Instructions for the task>
Copy out each line in the material below that has the word "REALTORS".

____ Input records

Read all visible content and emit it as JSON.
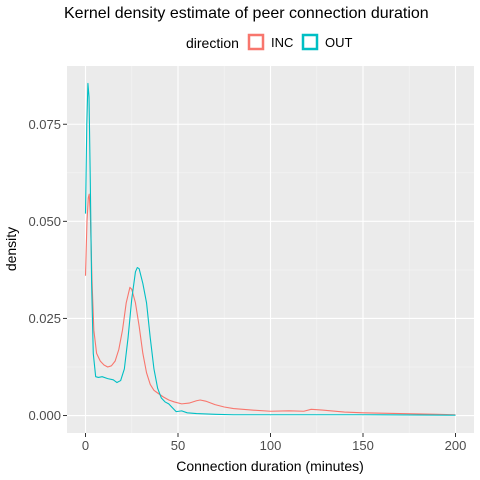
{
  "chart_data": {
    "type": "line",
    "title": "Kernel density estimate of peer connection duration",
    "xlabel": "Connection duration (minutes)",
    "ylabel": "density",
    "xlim": [
      -10,
      210
    ],
    "ylim": [
      -0.0045,
      0.09
    ],
    "x_ticks": [
      0,
      50,
      100,
      150,
      200
    ],
    "x_tick_labels": [
      "0",
      "50",
      "100",
      "150",
      "200"
    ],
    "y_ticks": [
      0,
      0.025,
      0.05,
      0.075
    ],
    "y_tick_labels": [
      "0.000",
      "0.025",
      "0.050",
      "0.075"
    ],
    "grid": true,
    "legend": {
      "title": "direction",
      "position": "top"
    },
    "series": [
      {
        "name": "INC",
        "color": "#F8766D",
        "points": [
          [
            0,
            0.036
          ],
          [
            0.8,
            0.05
          ],
          [
            1.5,
            0.056
          ],
          [
            2,
            0.057
          ],
          [
            2.6,
            0.052
          ],
          [
            3.5,
            0.035
          ],
          [
            4.5,
            0.022
          ],
          [
            6,
            0.016
          ],
          [
            8,
            0.014
          ],
          [
            10,
            0.013
          ],
          [
            12,
            0.0125
          ],
          [
            14,
            0.0128
          ],
          [
            16,
            0.014
          ],
          [
            18,
            0.017
          ],
          [
            20,
            0.022
          ],
          [
            22,
            0.029
          ],
          [
            24,
            0.033
          ],
          [
            25,
            0.0325
          ],
          [
            27,
            0.029
          ],
          [
            29,
            0.023
          ],
          [
            31,
            0.016
          ],
          [
            33,
            0.011
          ],
          [
            35,
            0.008
          ],
          [
            37,
            0.0065
          ],
          [
            39,
            0.0058
          ],
          [
            42,
            0.0048
          ],
          [
            45,
            0.004
          ],
          [
            48,
            0.0035
          ],
          [
            52,
            0.003
          ],
          [
            56,
            0.0032
          ],
          [
            60,
            0.0038
          ],
          [
            62,
            0.004
          ],
          [
            65,
            0.0037
          ],
          [
            70,
            0.0028
          ],
          [
            75,
            0.0022
          ],
          [
            80,
            0.0018
          ],
          [
            90,
            0.0014
          ],
          [
            100,
            0.0011
          ],
          [
            110,
            0.0012
          ],
          [
            118,
            0.0011
          ],
          [
            122,
            0.0016
          ],
          [
            128,
            0.0014
          ],
          [
            140,
            0.0009
          ],
          [
            150,
            0.0007
          ],
          [
            160,
            0.0006
          ],
          [
            170,
            0.0005
          ],
          [
            180,
            0.0004
          ],
          [
            190,
            0.0003
          ],
          [
            200,
            0.0002
          ]
        ]
      },
      {
        "name": "OUT",
        "color": "#00BFC4",
        "points": [
          [
            0,
            0.052
          ],
          [
            0.7,
            0.075
          ],
          [
            1.3,
            0.0855
          ],
          [
            1.9,
            0.082
          ],
          [
            2.6,
            0.06
          ],
          [
            3.3,
            0.034
          ],
          [
            4.2,
            0.016
          ],
          [
            5.5,
            0.01
          ],
          [
            7,
            0.0098
          ],
          [
            9,
            0.01
          ],
          [
            12,
            0.0095
          ],
          [
            15,
            0.0092
          ],
          [
            17,
            0.0085
          ],
          [
            19,
            0.009
          ],
          [
            21,
            0.012
          ],
          [
            23,
            0.02
          ],
          [
            25,
            0.03
          ],
          [
            27,
            0.037
          ],
          [
            28,
            0.0381
          ],
          [
            29,
            0.0378
          ],
          [
            31,
            0.034
          ],
          [
            33,
            0.029
          ],
          [
            35,
            0.02
          ],
          [
            37,
            0.012
          ],
          [
            39,
            0.007
          ],
          [
            41,
            0.0045
          ],
          [
            43,
            0.0035
          ],
          [
            45,
            0.003
          ],
          [
            47,
            0.002
          ],
          [
            49,
            0.001
          ],
          [
            52,
            0.0012
          ],
          [
            55,
            0.0007
          ],
          [
            60,
            0.0005
          ],
          [
            70,
            0.0003
          ],
          [
            80,
            0.0002
          ],
          [
            90,
            0.0002
          ],
          [
            100,
            0.0002
          ],
          [
            150,
            0.0002
          ],
          [
            200,
            0.0001
          ]
        ]
      }
    ]
  }
}
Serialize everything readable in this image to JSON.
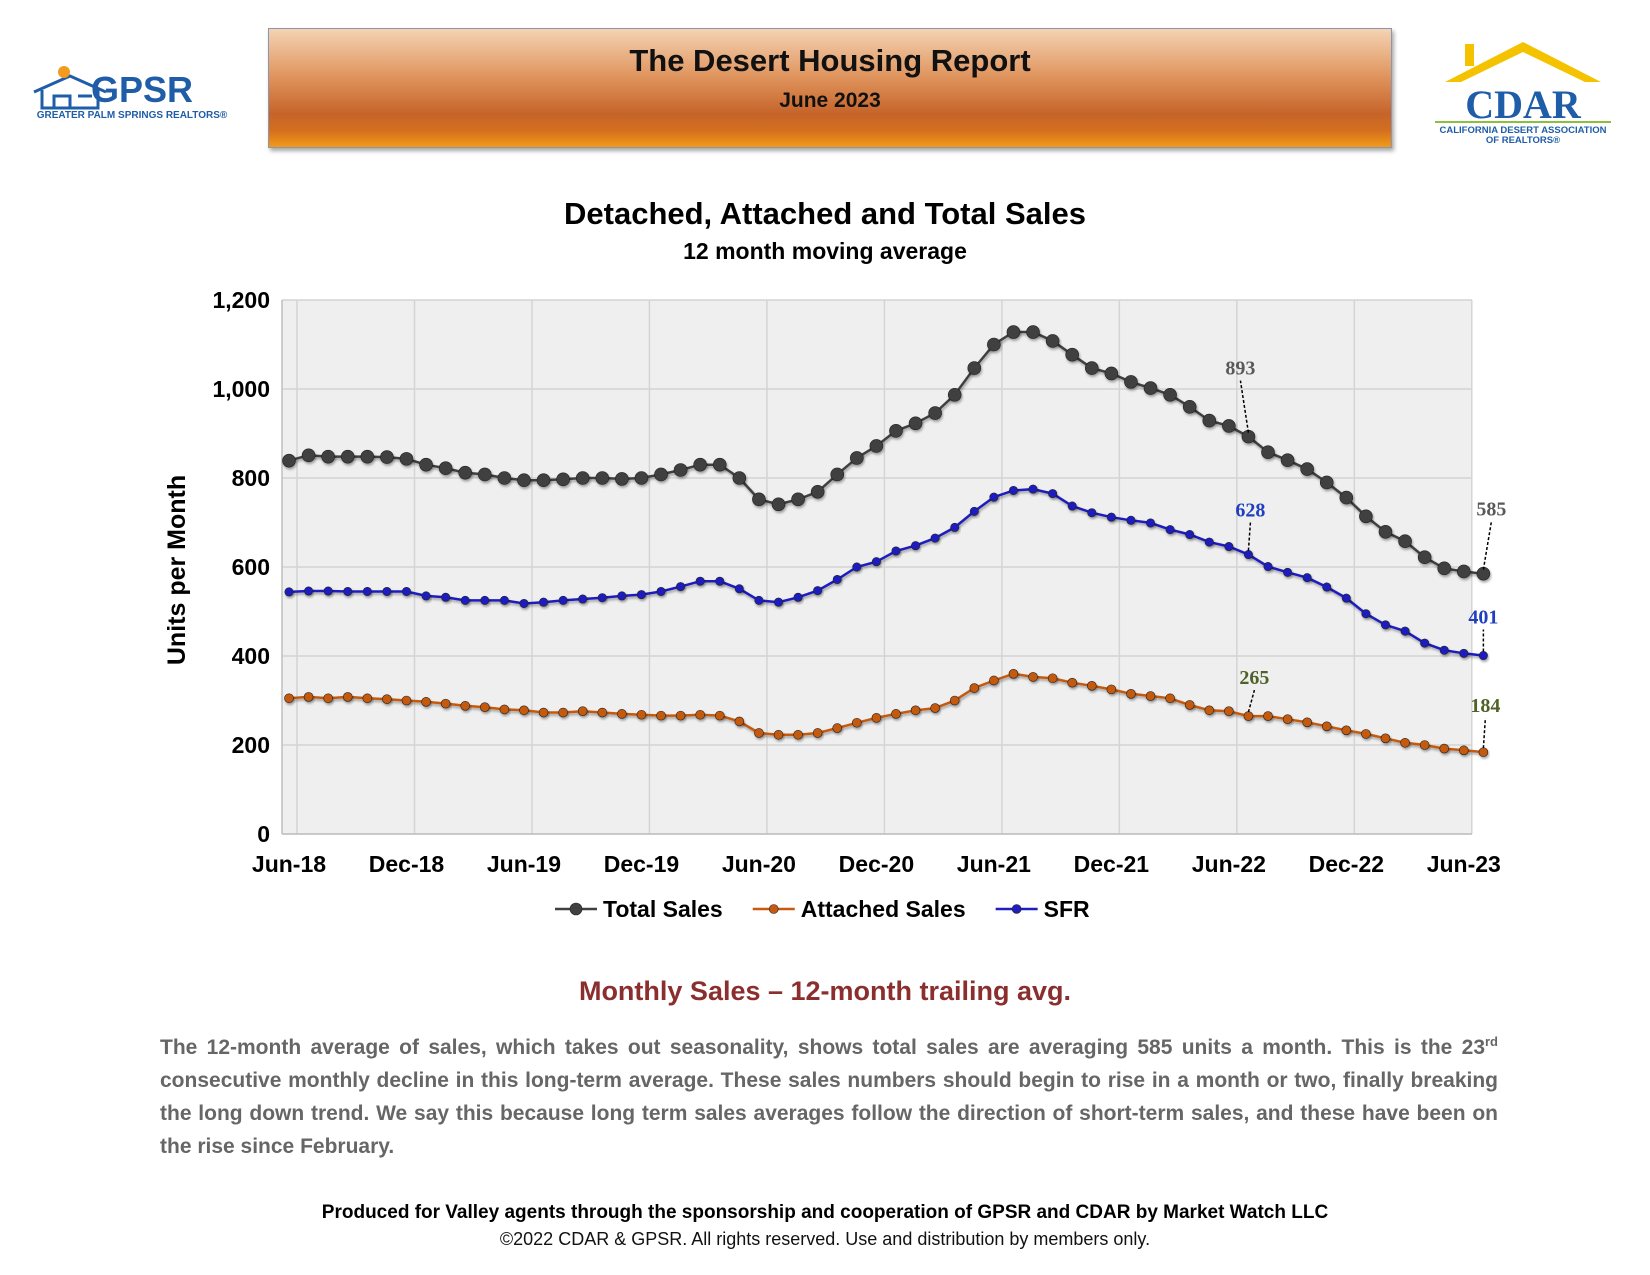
{
  "header": {
    "title": "The Desert Housing Report",
    "date": "June 2023",
    "gpsr_logo_text": "GPSR",
    "gpsr_logo_tagline": "GREATER PALM SPRINGS REALTORS®",
    "cdar_logo_text": "CDAR",
    "cdar_logo_tagline_1": "CALIFORNIA DESERT ASSOCIATION",
    "cdar_logo_tagline_2": "OF REALTORS®"
  },
  "chart_data": {
    "type": "line",
    "title": "Detached, Attached and Total Sales",
    "subtitle": "12 month moving average",
    "ylabel": "Units per Month",
    "xlabel": "",
    "ylim": [
      0,
      1200
    ],
    "yticks": [
      0,
      200,
      400,
      600,
      800,
      1000,
      1200
    ],
    "ytick_labels": [
      "0",
      "200",
      "400",
      "600",
      "800",
      "1,000",
      "1,200"
    ],
    "x_tick_labels": [
      "Jun-18",
      "Dec-18",
      "Jun-19",
      "Dec-19",
      "Jun-20",
      "Dec-20",
      "Jun-21",
      "Dec-21",
      "Jun-22",
      "Dec-22",
      "Jun-23"
    ],
    "x_tick_month_index": [
      0,
      6,
      12,
      18,
      24,
      30,
      36,
      42,
      48,
      54,
      60
    ],
    "grid": true,
    "legend_position": "bottom",
    "series": [
      {
        "name": "Total Sales",
        "color": "#404040",
        "values": [
          839,
          851,
          848,
          848,
          848,
          847,
          843,
          830,
          822,
          812,
          808,
          800,
          795,
          795,
          797,
          800,
          800,
          798,
          800,
          808,
          818,
          830,
          830,
          800,
          752,
          741,
          752,
          769,
          808,
          845,
          872,
          906,
          923,
          946,
          987,
          1047,
          1100,
          1128,
          1128,
          1108,
          1077,
          1047,
          1035,
          1016,
          1002,
          987,
          960,
          929,
          917,
          893,
          858,
          840,
          820,
          790,
          756,
          714,
          679,
          658,
          622,
          597,
          590,
          585
        ]
      },
      {
        "name": "Attached Sales",
        "color": "#c55a11",
        "values": [
          305,
          308,
          305,
          308,
          305,
          303,
          300,
          297,
          293,
          288,
          285,
          280,
          278,
          273,
          273,
          276,
          273,
          270,
          268,
          266,
          266,
          268,
          266,
          253,
          227,
          223,
          223,
          227,
          238,
          250,
          261,
          270,
          278,
          283,
          300,
          328,
          345,
          360,
          353,
          350,
          340,
          333,
          325,
          315,
          310,
          305,
          290,
          278,
          276,
          265,
          265,
          258,
          251,
          242,
          233,
          225,
          215,
          205,
          200,
          192,
          188,
          184
        ]
      },
      {
        "name": "SFR",
        "color": "#1f1fbf",
        "values": [
          544,
          546,
          546,
          545,
          545,
          545,
          545,
          535,
          532,
          525,
          525,
          525,
          518,
          521,
          525,
          528,
          531,
          535,
          538,
          545,
          556,
          568,
          568,
          551,
          525,
          521,
          532,
          547,
          572,
          600,
          612,
          636,
          648,
          665,
          689,
          725,
          757,
          772,
          775,
          765,
          737,
          722,
          712,
          705,
          699,
          684,
          673,
          656,
          646,
          628,
          601,
          588,
          576,
          555,
          530,
          495,
          470,
          456,
          429,
          413,
          406,
          401
        ]
      }
    ],
    "annotations": [
      {
        "text": "893",
        "series": "Total Sales",
        "month_index": 49,
        "color": "#595959"
      },
      {
        "text": "585",
        "series": "Total Sales",
        "month_index": 61,
        "color": "#595959"
      },
      {
        "text": "628",
        "series": "SFR",
        "month_index": 49,
        "color": "#1f3fbf"
      },
      {
        "text": "401",
        "series": "SFR",
        "month_index": 61,
        "color": "#1f3fbf"
      },
      {
        "text": "265",
        "series": "Attached Sales",
        "month_index": 49,
        "color": "#4f6228"
      },
      {
        "text": "184",
        "series": "Attached Sales",
        "month_index": 61,
        "color": "#4f6228"
      }
    ]
  },
  "commentary": {
    "heading": "Monthly Sales – 12-month trailing avg.",
    "p1": "The 12-month average of sales, which takes out seasonality, shows total sales are averaging 585 units a month. This is the 23",
    "sup": "rd",
    "p2": " consecutive monthly decline in this long-term average. These sales numbers should begin to rise in a month or two, finally breaking the long down trend. We say this because long term sales averages follow the direction of short-term sales, and these have been on the rise since February."
  },
  "footer": {
    "line1": "Produced for Valley agents through the sponsorship and cooperation of GPSR and CDAR by Market Watch LLC",
    "line2": "©2022 CDAR & GPSR.  All rights reserved.  Use and distribution by members only."
  }
}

________

Exercise solution>
    "gpsr_logo_tagline": "GREATER PALM SPRINGS REALTORS®",
    "cdar_logo_tagline_2": "OF REALTORS®"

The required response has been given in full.